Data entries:

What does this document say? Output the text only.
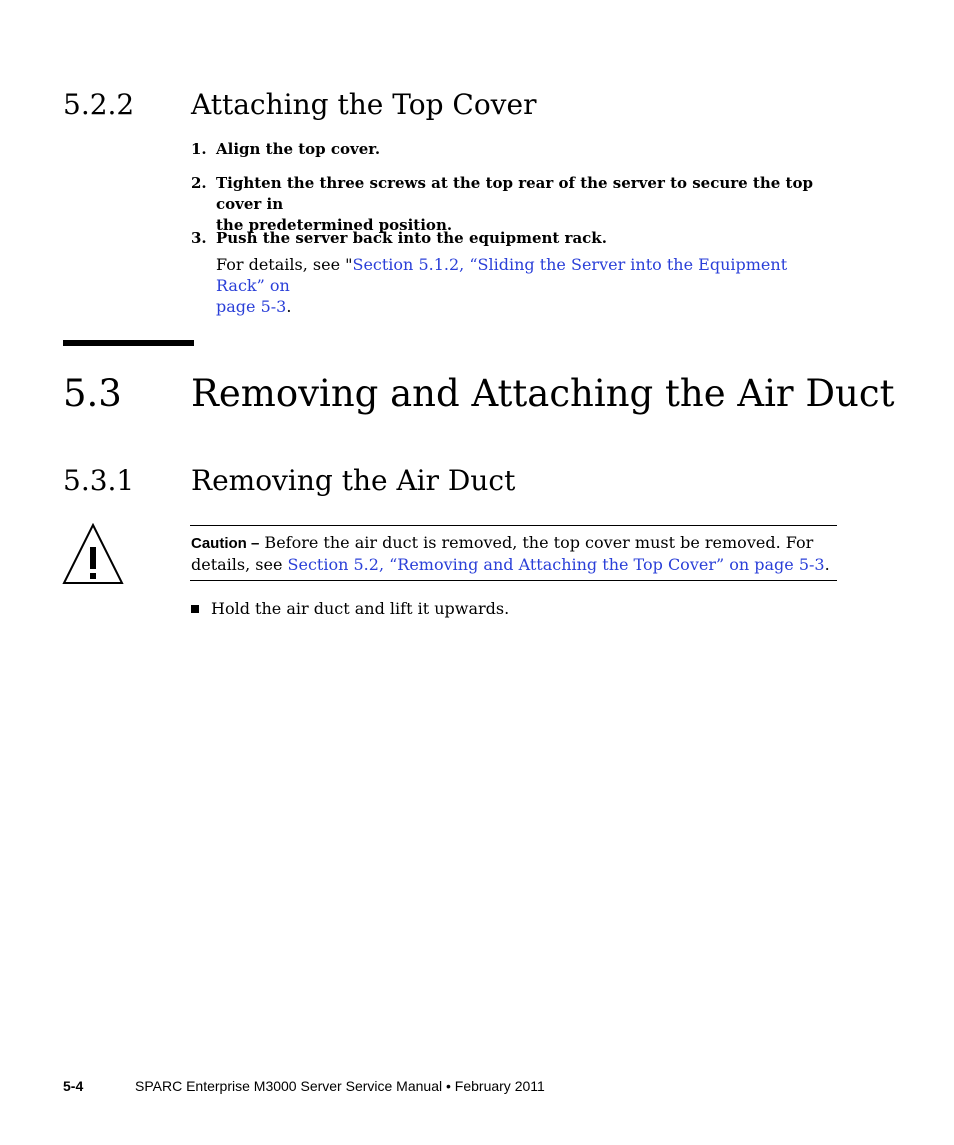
5.2.2 Attaching the Top Cover
1. Align the top cover.
2. Tighten the three screws at the top rear of the server to secure the top cover in
the predetermined position.
3. Push the server back into the equipment rack.
For details, see "Section 5.1.2, “Sliding the Server into the Equipment Rack” on
page 5-3.
5.3 Removing and Attaching the Air Duct
5.3.1 Removing the Air Duct
Caution – Before the air duct is removed, the top cover must be removed. For
details, see Section 5.2, “Removing and Attaching the Top Cover” on page 5-3.
Hold the air duct and lift it upwards.
5-4	SPARC Enterprise M3000 Server Service Manual • February 2011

## What the exercise asks:
Exactly reproduce the entries above, minus the pictures.

## Worked solution:
What does this document say? Output the text only.
5.2.2 Attaching the Top Cover
1. Align the top cover.
2. Tighten the three screws at the top rear of the server to secure the top cover in
the predetermined position.
3. Push the server back into the equipment rack.
For details, see "Section 5.1.2, “Sliding the Server into the Equipment Rack” on
page 5-3.
5.3 Removing and Attaching the Air Duct
5.3.1 Removing the Air Duct
Caution – Before the air duct is removed, the top cover must be removed. For
details, see Section 5.2, “Removing and Attaching the Top Cover” on page 5-3.
Hold the air duct and lift it upwards.
5-4	SPARC Enterprise M3000 Server Service Manual • February 2011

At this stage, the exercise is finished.